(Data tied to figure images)
_ _ _ _ _

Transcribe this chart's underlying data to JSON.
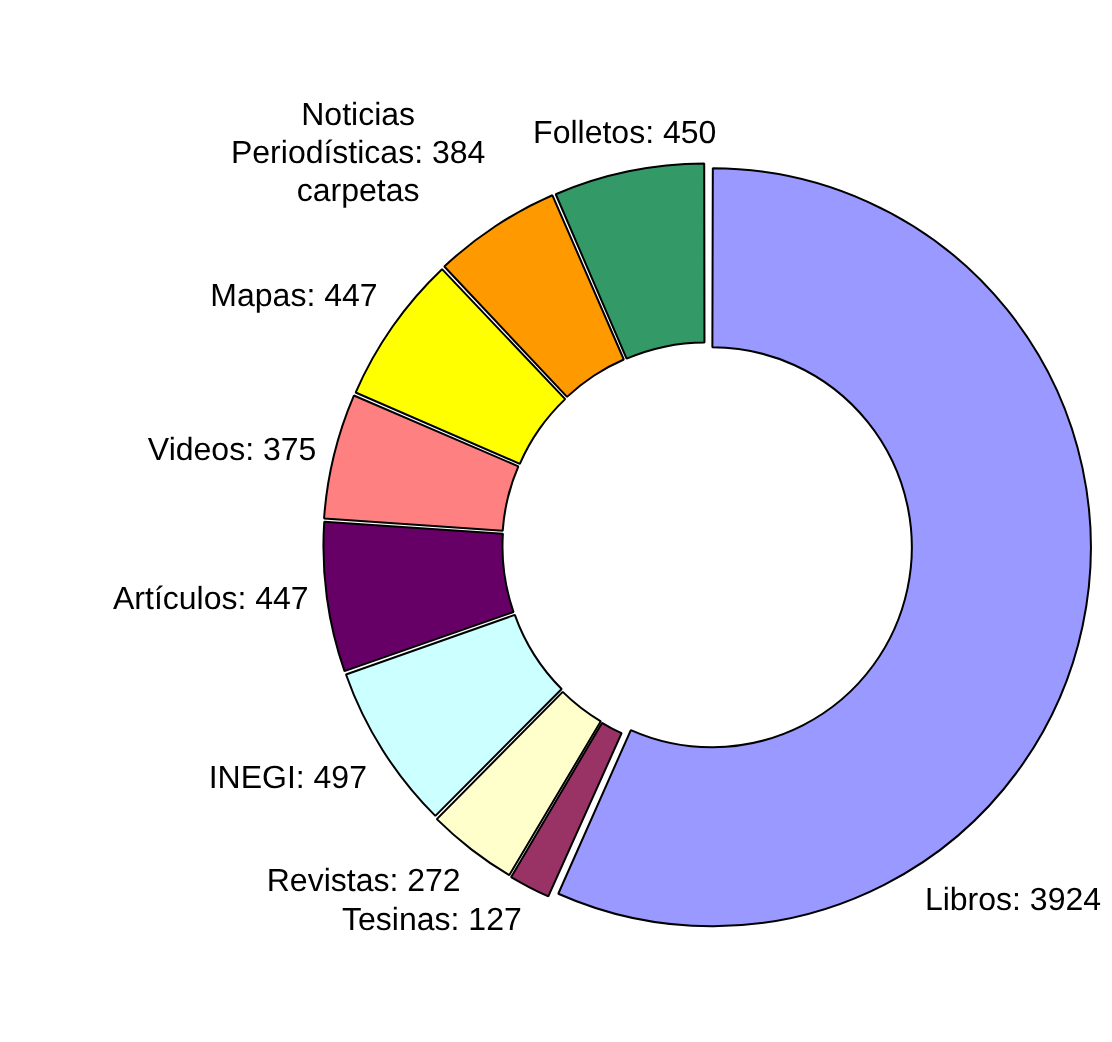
{
  "chart_data": {
    "type": "donut",
    "categories": [
      "Libros",
      "Tesinas",
      "Revistas",
      "INEGI",
      "Artículos",
      "Videos",
      "Mapas",
      "Noticias Periodísticas",
      "Folletos"
    ],
    "values": [
      3924,
      127,
      272,
      497,
      447,
      375,
      447,
      384,
      450
    ],
    "value_labels": [
      "3924",
      "127",
      "272",
      "497",
      "447",
      "375",
      "447",
      "384 carpetas",
      "450"
    ],
    "colors": [
      "#9999ff",
      "#993366",
      "#ffffcc",
      "#ccffff",
      "#660066",
      "#ff8080",
      "#ffff00",
      "#ff9900",
      "#339966"
    ],
    "legend": false
  }
}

_ _ _ _ _

### WHAT IS NEEDED
Images do not belong in the copy; reproduce all other parts of the records above verbatim.

### CORRECT RESULT
Transcribe this chart's underlying data to JSON.
{
  "chart_data": {
    "type": "donut",
    "categories": [
      "Libros",
      "Tesinas",
      "Revistas",
      "INEGI",
      "Artículos",
      "Videos",
      "Mapas",
      "Noticias Periodísticas",
      "Folletos"
    ],
    "values": [
      3924,
      127,
      272,
      497,
      447,
      375,
      447,
      384,
      450
    ],
    "value_labels": [
      "3924",
      "127",
      "272",
      "497",
      "447",
      "375",
      "447",
      "384 carpetas",
      "450"
    ],
    "colors": [
      "#9999ff",
      "#993366",
      "#ffffcc",
      "#ccffff",
      "#660066",
      "#ff8080",
      "#ffff00",
      "#ff9900",
      "#339966"
    ],
    "legend": false
  }
}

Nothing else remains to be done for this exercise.